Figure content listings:
┄┄┄┄┄┄┄┄┄┄┄┄┄┄┄┄┄┄┄┄
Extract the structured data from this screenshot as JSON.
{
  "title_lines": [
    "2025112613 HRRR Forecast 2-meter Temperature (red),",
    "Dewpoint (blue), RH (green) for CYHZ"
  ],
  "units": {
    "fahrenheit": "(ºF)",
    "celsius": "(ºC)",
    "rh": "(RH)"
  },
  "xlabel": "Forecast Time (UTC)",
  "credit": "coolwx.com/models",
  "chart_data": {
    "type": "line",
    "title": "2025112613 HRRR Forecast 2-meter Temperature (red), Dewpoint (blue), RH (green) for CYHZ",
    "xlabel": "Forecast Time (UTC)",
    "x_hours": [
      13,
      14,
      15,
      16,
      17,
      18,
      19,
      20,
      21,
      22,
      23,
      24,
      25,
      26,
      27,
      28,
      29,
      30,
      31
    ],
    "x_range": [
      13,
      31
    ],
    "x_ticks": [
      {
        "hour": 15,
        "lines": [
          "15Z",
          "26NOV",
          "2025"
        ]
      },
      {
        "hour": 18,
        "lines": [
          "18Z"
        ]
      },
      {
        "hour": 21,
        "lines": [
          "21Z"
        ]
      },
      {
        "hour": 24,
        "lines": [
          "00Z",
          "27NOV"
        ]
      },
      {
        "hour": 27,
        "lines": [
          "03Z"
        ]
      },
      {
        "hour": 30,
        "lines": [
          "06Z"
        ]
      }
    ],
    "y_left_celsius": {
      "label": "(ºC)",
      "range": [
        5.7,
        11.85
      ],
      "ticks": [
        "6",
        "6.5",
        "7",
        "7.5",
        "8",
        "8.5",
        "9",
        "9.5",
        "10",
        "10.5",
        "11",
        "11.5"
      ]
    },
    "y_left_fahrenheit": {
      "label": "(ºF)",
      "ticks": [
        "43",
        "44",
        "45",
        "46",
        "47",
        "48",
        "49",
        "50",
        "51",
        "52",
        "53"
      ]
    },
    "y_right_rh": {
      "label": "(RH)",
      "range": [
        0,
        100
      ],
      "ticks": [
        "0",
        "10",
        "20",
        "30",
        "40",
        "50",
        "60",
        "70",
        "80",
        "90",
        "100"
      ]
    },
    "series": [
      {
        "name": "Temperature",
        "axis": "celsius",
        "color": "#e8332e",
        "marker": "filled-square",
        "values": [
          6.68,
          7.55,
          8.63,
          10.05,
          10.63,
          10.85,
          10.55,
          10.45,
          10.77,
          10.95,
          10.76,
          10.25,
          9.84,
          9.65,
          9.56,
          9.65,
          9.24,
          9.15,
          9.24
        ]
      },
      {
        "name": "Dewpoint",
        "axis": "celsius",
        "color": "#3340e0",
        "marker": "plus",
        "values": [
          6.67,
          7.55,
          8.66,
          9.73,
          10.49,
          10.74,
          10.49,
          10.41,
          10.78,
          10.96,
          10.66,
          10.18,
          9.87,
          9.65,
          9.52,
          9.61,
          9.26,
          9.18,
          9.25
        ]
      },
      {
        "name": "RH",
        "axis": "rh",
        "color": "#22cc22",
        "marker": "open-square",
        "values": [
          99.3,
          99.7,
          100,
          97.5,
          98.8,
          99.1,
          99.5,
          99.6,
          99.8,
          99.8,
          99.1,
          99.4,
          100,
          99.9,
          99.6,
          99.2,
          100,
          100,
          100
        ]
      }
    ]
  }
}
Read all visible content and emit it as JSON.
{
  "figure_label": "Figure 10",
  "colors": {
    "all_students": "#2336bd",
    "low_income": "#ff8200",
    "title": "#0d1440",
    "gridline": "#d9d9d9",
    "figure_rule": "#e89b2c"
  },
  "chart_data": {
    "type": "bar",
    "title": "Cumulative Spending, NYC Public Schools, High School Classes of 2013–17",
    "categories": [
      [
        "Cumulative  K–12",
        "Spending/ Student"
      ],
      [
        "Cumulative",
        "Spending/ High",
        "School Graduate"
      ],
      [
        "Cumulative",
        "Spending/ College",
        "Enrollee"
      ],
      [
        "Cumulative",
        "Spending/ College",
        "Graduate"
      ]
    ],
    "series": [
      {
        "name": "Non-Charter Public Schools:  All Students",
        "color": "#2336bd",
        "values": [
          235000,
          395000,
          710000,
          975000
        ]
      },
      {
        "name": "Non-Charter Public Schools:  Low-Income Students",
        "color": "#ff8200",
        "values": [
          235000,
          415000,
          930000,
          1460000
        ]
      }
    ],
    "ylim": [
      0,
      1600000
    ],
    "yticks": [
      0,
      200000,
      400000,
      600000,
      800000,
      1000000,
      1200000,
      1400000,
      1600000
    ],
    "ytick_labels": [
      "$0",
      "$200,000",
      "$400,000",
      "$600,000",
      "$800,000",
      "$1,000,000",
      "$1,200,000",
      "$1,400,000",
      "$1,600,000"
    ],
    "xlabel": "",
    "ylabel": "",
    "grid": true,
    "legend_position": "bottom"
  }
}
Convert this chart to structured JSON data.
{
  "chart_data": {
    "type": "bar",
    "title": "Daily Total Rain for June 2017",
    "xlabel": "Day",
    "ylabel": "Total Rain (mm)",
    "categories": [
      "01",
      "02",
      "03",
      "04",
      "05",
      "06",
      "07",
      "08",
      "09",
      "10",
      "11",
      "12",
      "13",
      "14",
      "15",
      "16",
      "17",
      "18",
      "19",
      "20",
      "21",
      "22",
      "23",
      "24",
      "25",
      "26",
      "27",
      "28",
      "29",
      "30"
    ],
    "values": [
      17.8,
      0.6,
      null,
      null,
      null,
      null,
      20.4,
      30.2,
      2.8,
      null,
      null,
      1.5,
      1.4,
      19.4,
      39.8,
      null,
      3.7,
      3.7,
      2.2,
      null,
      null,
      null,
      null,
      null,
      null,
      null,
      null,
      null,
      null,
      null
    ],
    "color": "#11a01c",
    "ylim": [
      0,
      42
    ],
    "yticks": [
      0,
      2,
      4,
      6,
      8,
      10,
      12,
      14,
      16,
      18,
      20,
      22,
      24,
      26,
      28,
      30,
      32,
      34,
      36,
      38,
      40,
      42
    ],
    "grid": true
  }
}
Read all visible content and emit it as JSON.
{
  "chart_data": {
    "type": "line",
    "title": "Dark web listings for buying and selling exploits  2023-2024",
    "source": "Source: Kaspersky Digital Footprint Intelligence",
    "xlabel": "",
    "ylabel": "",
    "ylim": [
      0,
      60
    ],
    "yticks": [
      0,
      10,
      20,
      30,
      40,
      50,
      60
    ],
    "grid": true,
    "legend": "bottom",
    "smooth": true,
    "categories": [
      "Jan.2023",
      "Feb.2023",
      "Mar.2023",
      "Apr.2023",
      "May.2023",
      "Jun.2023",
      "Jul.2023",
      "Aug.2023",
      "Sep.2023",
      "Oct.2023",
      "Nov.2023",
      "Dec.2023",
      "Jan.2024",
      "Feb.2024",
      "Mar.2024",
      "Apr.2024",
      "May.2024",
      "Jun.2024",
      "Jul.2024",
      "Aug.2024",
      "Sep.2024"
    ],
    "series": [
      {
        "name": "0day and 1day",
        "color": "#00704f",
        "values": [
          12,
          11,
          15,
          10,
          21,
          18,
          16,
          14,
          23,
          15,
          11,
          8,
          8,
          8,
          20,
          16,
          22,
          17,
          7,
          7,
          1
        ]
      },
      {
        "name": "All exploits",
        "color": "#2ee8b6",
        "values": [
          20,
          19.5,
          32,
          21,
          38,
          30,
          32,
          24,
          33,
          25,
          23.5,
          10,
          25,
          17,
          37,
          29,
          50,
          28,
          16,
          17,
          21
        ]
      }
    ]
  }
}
┄┄┄┄┄┄┄┄┄┄┄┄┄┄┄┄┄┄┄┄
Your instructions: Restate every record exactly, leaving nothing out.

Task solution:
Extract the structured data from this screenshot as JSON.
{
  "title_lines": [
    "2025112613 HRRR Forecast 2-meter Temperature (red),",
    "Dewpoint (blue), RH (green) for CYHZ"
  ],
  "units": {
    "fahrenheit": "(ºF)",
    "celsius": "(ºC)",
    "rh": "(RH)"
  },
  "xlabel": "Forecast Time (UTC)",
  "credit": "coolwx.com/models",
  "chart_data": {
    "type": "line",
    "title": "2025112613 HRRR Forecast 2-meter Temperature (red), Dewpoint (blue), RH (green) for CYHZ",
    "xlabel": "Forecast Time (UTC)",
    "x_hours": [
      13,
      14,
      15,
      16,
      17,
      18,
      19,
      20,
      21,
      22,
      23,
      24,
      25,
      26,
      27,
      28,
      29,
      30,
      31
    ],
    "x_range": [
      13,
      31
    ],
    "x_ticks": [
      {
        "hour": 15,
        "lines": [
          "15Z",
          "26NOV",
          "2025"
        ]
      },
      {
        "hour": 18,
        "lines": [
          "18Z"
        ]
      },
      {
        "hour": 21,
        "lines": [
          "21Z"
        ]
      },
      {
        "hour": 24,
        "lines": [
          "00Z",
          "27NOV"
        ]
      },
      {
        "hour": 27,
        "lines": [
          "03Z"
        ]
      },
      {
        "hour": 30,
        "lines": [
          "06Z"
        ]
      }
    ],
    "y_left_celsius": {
      "label": "(ºC)",
      "range": [
        5.7,
        11.85
      ],
      "ticks": [
        "6",
        "6.5",
        "7",
        "7.5",
        "8",
        "8.5",
        "9",
        "9.5",
        "10",
        "10.5",
        "11",
        "11.5"
      ]
    },
    "y_left_fahrenheit": {
      "label": "(ºF)",
      "ticks": [
        "43",
        "44",
        "45",
        "46",
        "47",
        "48",
        "49",
        "50",
        "51",
        "52",
        "53"
      ]
    },
    "y_right_rh": {
      "label": "(RH)",
      "range": [
        0,
        100
      ],
      "ticks": [
        "0",
        "10",
        "20",
        "30",
        "40",
        "50",
        "60",
        "70",
        "80",
        "90",
        "100"
      ]
    },
    "series": [
      {
        "name": "Temperature",
        "axis": "celsius",
        "color": "#e8332e",
        "marker": "filled-square",
        "values": [
          6.68,
          7.55,
          8.63,
          10.05,
          10.63,
          10.85,
          10.55,
          10.45,
          10.77,
          10.95,
          10.76,
          10.25,
          9.84,
          9.65,
          9.56,
          9.65,
          9.24,
          9.15,
          9.24
        ]
      },
      {
        "name": "Dewpoint",
        "axis": "celsius",
        "color": "#3340e0",
        "marker": "plus",
        "values": [
          6.67,
          7.55,
          8.66,
          9.73,
          10.49,
          10.74,
          10.49,
          10.41,
          10.78,
          10.96,
          10.66,
          10.18,
          9.87,
          9.65,
          9.52,
          9.61,
          9.26,
          9.18,
          9.25
        ]
      },
      {
        "name": "RH",
        "axis": "rh",
        "color": "#22cc22",
        "marker": "open-square",
        "values": [
          99.3,
          99.7,
          100,
          97.5,
          98.8,
          99.1,
          99.5,
          99.6,
          99.8,
          99.8,
          99.1,
          99.4,
          100,
          99.9,
          99.6,
          99.2,
          100,
          100,
          100
        ]
      }
    ]
  }
}
Read all visible content and emit it as JSON.
{
  "figure_label": "Figure 10",
  "colors": {
    "all_students": "#2336bd",
    "low_income": "#ff8200",
    "title": "#0d1440",
    "gridline": "#d9d9d9",
    "figure_rule": "#e89b2c"
  },
  "chart_data": {
    "type": "bar",
    "title": "Cumulative Spending, NYC Public Schools, High School Classes of 2013–17",
    "categories": [
      [
        "Cumulative  K–12",
        "Spending/ Student"
      ],
      [
        "Cumulative",
        "Spending/ High",
        "School Graduate"
      ],
      [
        "Cumulative",
        "Spending/ College",
        "Enrollee"
      ],
      [
        "Cumulative",
        "Spending/ College",
        "Graduate"
      ]
    ],
    "series": [
      {
        "name": "Non-Charter Public Schools:  All Students",
        "color": "#2336bd",
        "values": [
          235000,
          395000,
          710000,
          975000
        ]
      },
      {
        "name": "Non-Charter Public Schools:  Low-Income Students",
        "color": "#ff8200",
        "values": [
          235000,
          415000,
          930000,
          1460000
        ]
      }
    ],
    "ylim": [
      0,
      1600000
    ],
    "yticks": [
      0,
      200000,
      400000,
      600000,
      800000,
      1000000,
      1200000,
      1400000,
      1600000
    ],
    "ytick_labels": [
      "$0",
      "$200,000",
      "$400,000",
      "$600,000",
      "$800,000",
      "$1,000,000",
      "$1,200,000",
      "$1,400,000",
      "$1,600,000"
    ],
    "xlabel": "",
    "ylabel": "",
    "grid": true,
    "legend_position": "bottom"
  }
}
Convert this chart to structured JSON data.
{
  "chart_data": {
    "type": "bar",
    "title": "Daily Total Rain for June 2017",
    "xlabel": "Day",
    "ylabel": "Total Rain (mm)",
    "categories": [
      "01",
      "02",
      "03",
      "04",
      "05",
      "06",
      "07",
      "08",
      "09",
      "10",
      "11",
      "12",
      "13",
      "14",
      "15",
      "16",
      "17",
      "18",
      "19",
      "20",
      "21",
      "22",
      "23",
      "24",
      "25",
      "26",
      "27",
      "28",
      "29",
      "30"
    ],
    "values": [
      17.8,
      0.6,
      null,
      null,
      null,
      null,
      20.4,
      30.2,
      2.8,
      null,
      null,
      1.5,
      1.4,
      19.4,
      39.8,
      null,
      3.7,
      3.7,
      2.2,
      null,
      null,
      null,
      null,
      null,
      null,
      null,
      null,
      null,
      null,
      null
    ],
    "color": "#11a01c",
    "ylim": [
      0,
      42
    ],
    "yticks": [
      0,
      2,
      4,
      6,
      8,
      10,
      12,
      14,
      16,
      18,
      20,
      22,
      24,
      26,
      28,
      30,
      32,
      34,
      36,
      38,
      40,
      42
    ],
    "grid": true
  }
}
Read all visible content and emit it as JSON.
{
  "chart_data": {
    "type": "line",
    "title": "Dark web listings for buying and selling exploits  2023-2024",
    "source": "Source: Kaspersky Digital Footprint Intelligence",
    "xlabel": "",
    "ylabel": "",
    "ylim": [
      0,
      60
    ],
    "yticks": [
      0,
      10,
      20,
      30,
      40,
      50,
      60
    ],
    "grid": true,
    "legend": "bottom",
    "smooth": true,
    "categories": [
      "Jan.2023",
      "Feb.2023",
      "Mar.2023",
      "Apr.2023",
      "May.2023",
      "Jun.2023",
      "Jul.2023",
      "Aug.2023",
      "Sep.2023",
      "Oct.2023",
      "Nov.2023",
      "Dec.2023",
      "Jan.2024",
      "Feb.2024",
      "Mar.2024",
      "Apr.2024",
      "May.2024",
      "Jun.2024",
      "Jul.2024",
      "Aug.2024",
      "Sep.2024"
    ],
    "series": [
      {
        "name": "0day and 1day",
        "color": "#00704f",
        "values": [
          12,
          11,
          15,
          10,
          21,
          18,
          16,
          14,
          23,
          15,
          11,
          8,
          8,
          8,
          20,
          16,
          22,
          17,
          7,
          7,
          1
        ]
      },
      {
        "name": "All exploits",
        "color": "#2ee8b6",
        "values": [
          20,
          19.5,
          32,
          21,
          38,
          30,
          32,
          24,
          33,
          25,
          23.5,
          10,
          25,
          17,
          37,
          29,
          50,
          28,
          16,
          17,
          21
        ]
      }
    ]
  }
}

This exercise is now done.